(Exercise prompt) Return the entries verbatim and drop every picture.

——————————

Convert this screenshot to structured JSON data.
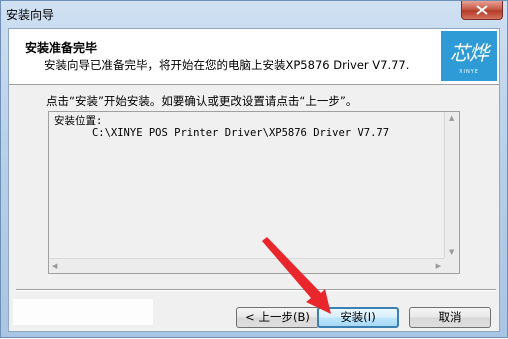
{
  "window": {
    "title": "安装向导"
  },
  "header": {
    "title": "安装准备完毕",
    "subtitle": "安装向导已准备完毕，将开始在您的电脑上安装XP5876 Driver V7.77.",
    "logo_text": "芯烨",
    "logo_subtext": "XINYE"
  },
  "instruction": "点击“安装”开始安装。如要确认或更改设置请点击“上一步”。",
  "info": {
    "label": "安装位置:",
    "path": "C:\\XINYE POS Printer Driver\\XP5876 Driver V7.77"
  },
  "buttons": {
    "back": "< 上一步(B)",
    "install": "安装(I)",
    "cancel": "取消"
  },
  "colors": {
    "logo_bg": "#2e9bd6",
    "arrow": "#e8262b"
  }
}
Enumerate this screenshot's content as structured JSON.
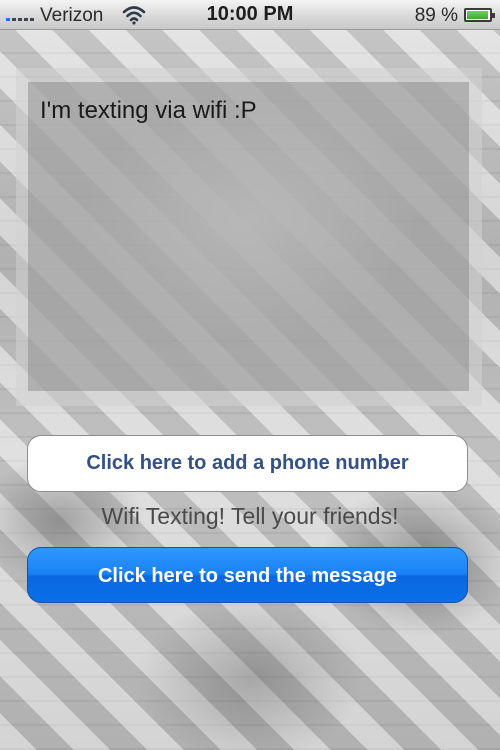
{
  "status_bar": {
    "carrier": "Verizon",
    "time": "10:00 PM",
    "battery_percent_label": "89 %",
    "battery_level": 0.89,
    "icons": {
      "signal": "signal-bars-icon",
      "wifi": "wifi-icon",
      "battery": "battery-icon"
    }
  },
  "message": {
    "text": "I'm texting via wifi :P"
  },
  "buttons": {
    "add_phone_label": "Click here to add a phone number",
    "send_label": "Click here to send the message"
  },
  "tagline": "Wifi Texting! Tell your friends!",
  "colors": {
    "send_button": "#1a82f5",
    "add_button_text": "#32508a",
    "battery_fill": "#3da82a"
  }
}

——————————

(Written reply)
Convert this screenshot to structured JSON data.
{
  "window": {
    "title": "安装向导"
  },
  "header": {
    "title": "安装准备完毕",
    "subtitle": "安装向导已准备完毕，将开始在您的电脑上安装XP5876 Driver V7.77.",
    "logo_text": "芯烨",
    "logo_subtext": "XINYE"
  },
  "instruction": "点击“安装”开始安装。如要确认或更改设置请点击“上一步”。",
  "info": {
    "label": "安装位置:",
    "path": "C:\\XINYE POS Printer Driver\\XP5876 Driver V7.77"
  },
  "buttons": {
    "back": "< 上一步(B)",
    "install": "安装(I)",
    "cancel": "取消"
  },
  "colors": {
    "logo_bg": "#2e9bd6",
    "arrow": "#e8262b"
  }
}
Enumerate this screenshot's content as structured JSON.
{
  "status_bar": {
    "carrier": "Verizon",
    "time": "10:00 PM",
    "battery_percent_label": "89 %",
    "battery_level": 0.89,
    "icons": {
      "signal": "signal-bars-icon",
      "wifi": "wifi-icon",
      "battery": "battery-icon"
    }
  },
  "message": {
    "text": "I'm texting via wifi :P"
  },
  "buttons": {
    "add_phone_label": "Click here to add a phone number",
    "send_label": "Click here to send the message"
  },
  "tagline": "Wifi Texting! Tell your friends!",
  "colors": {
    "send_button": "#1a82f5",
    "add_button_text": "#32508a",
    "battery_fill": "#3da82a"
  }
}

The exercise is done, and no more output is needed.